---------- TEXTO DE LA PÁGINA

Detalle de una imagen de 1968, mostrando el edificio hotelero y barrio Luna Park, con el entonces inconfundible luminoso de Aluminio El Mono.

La Piscina Escolar, donde Maturana comenzó su oficio como fotógrafo popular en los años cuarenta.

Don Elías Maturana tomando fotografías a un grupo de gauchos y huasos reunidos en las proximidades de Estación Mapocho, en febrero de 1985, durante un encuentro binacional de estos personajes representativos de Argentina y Chile, respectivamente. Imagen del diario "La Tercera".

Elías Maturana y su vieja cámara. Fuente: diario “La Tercera” junio de 1997.

--------------------
---------- EXTRACTO DE DATOS

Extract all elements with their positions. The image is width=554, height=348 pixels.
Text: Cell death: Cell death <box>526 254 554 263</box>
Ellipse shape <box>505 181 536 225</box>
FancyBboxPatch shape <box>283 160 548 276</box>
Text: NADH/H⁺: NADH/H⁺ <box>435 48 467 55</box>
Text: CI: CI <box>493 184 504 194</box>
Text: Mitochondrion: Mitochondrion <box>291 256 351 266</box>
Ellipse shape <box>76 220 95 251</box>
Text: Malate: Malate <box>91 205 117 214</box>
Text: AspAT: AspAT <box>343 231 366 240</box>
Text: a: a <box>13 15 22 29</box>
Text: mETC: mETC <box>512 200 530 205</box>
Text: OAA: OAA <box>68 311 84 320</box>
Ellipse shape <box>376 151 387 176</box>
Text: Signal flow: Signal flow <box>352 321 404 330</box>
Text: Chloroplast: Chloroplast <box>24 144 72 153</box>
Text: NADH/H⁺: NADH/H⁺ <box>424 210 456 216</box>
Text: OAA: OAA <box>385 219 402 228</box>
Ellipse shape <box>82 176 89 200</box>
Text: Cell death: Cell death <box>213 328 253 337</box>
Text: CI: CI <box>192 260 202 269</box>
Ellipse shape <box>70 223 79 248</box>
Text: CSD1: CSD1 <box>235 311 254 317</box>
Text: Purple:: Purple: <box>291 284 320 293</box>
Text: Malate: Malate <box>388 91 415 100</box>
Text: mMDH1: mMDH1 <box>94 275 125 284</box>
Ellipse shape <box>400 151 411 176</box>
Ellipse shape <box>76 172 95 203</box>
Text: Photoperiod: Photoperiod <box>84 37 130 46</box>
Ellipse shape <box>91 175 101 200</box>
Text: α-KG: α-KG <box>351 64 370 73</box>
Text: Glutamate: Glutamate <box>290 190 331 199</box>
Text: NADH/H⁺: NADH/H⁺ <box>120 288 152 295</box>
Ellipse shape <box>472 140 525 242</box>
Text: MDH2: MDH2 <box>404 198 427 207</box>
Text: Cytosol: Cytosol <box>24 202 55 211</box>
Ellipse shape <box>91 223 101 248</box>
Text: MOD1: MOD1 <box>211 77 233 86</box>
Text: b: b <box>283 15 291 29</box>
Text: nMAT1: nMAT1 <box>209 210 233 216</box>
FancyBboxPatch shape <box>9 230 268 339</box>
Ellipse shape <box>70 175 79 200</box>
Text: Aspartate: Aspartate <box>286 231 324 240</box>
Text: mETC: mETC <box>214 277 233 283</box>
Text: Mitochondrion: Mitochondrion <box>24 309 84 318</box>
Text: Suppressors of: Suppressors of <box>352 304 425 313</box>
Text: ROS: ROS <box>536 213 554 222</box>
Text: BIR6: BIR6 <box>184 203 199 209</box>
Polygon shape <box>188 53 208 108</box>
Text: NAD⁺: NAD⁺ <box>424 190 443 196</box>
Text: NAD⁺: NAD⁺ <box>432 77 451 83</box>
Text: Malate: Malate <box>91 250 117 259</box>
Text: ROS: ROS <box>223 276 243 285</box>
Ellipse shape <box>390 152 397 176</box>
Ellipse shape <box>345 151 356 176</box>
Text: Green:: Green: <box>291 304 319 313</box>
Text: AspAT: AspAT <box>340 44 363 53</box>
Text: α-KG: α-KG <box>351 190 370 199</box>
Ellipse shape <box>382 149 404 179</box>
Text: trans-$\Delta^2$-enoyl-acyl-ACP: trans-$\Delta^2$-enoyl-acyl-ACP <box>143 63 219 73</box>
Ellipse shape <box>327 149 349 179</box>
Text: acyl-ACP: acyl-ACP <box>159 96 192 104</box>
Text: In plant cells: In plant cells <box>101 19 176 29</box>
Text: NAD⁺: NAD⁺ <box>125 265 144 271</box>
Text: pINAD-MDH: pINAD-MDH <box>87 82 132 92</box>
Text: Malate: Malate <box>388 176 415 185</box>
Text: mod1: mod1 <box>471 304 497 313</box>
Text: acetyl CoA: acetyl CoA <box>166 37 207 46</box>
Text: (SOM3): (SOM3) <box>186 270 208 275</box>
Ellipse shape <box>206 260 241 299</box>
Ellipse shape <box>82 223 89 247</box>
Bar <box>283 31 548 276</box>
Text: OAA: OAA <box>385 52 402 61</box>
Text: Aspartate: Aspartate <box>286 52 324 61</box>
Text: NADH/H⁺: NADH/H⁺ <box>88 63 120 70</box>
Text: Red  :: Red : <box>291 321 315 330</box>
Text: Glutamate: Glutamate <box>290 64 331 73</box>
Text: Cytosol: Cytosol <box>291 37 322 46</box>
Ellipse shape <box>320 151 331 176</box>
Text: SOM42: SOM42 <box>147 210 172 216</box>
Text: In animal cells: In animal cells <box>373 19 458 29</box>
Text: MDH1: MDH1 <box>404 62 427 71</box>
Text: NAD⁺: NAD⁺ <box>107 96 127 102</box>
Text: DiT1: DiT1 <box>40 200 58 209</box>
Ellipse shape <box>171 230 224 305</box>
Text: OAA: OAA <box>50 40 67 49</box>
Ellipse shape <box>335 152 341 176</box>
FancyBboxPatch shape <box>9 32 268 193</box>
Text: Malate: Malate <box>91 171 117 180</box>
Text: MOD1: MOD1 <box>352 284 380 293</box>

--------------------

--- CONSIGNA A ---
Responde estas preguntas con los datos del texto sobre el fotógrafo Elías Maturana:
(i) ¿Qué luminoso se ve en la imagen de 1968 del barrio Luna Park?
(ii) ¿En qué lugar comenzó Maturana su oficio como fotógrafo popular?
(iii) ¿En qué mes y año fotografió Maturana a gauchos y huasos cerca de Estación Mapocho?
--- CONSIGNA B ---
Prolonga el texto sobre el fotógrafo Elías Maturana a partir de su última oración.

--- RESULTADO A ---
(i) El luminoso de Aluminio El Mono.
(ii) En la Piscina Escolar.
(iii) En febrero de 1985.

--- RESULTADO B ---
El delgado y bigotudo fotógrafo estuvo paseando tanto como pudo su cámara al hombro y testimoniando con ella la vida en las riberas del Mapocho, a cambio de una modesta paga por cada una de esas fotografías en blanco y negro, cada vez más atrás ante el progreso y los cambios de intereses en la sociedad. Aunque era un viejo risueño, tenía la tendencia a estarse lamentando por esta decadencia de su oficio, no obstante que a su edad era admirable la vitalidad y la energía que le habían proporcionado todos estos años de entrenamiento de vida al aire libre. Es de sospechar que nunca tuvo noción de esta virtud suya, quizá demasiado concentrado sólo en las amarguras del oficio.

Desgraciadamente, su pesimismo tenía cierto sustento, o mucho, más bien: la clientela era progresivamente menos y la cámara de cajón reducía cada vez más las posibilidades de lucirse en plena funcionalidad. Entrevistado por el diario “La Tercera” de 1997, decía con resignación al reportero:

Si bien las he visto todas desde la calle no hay nada más triste que irse para la casa sin haber sacado ninguna foto. Yo llego tipo nueve de la mañana y me voy pasadas las dos de la tarde. Cuando no trabajo, no me dan ganas ni de almorzar.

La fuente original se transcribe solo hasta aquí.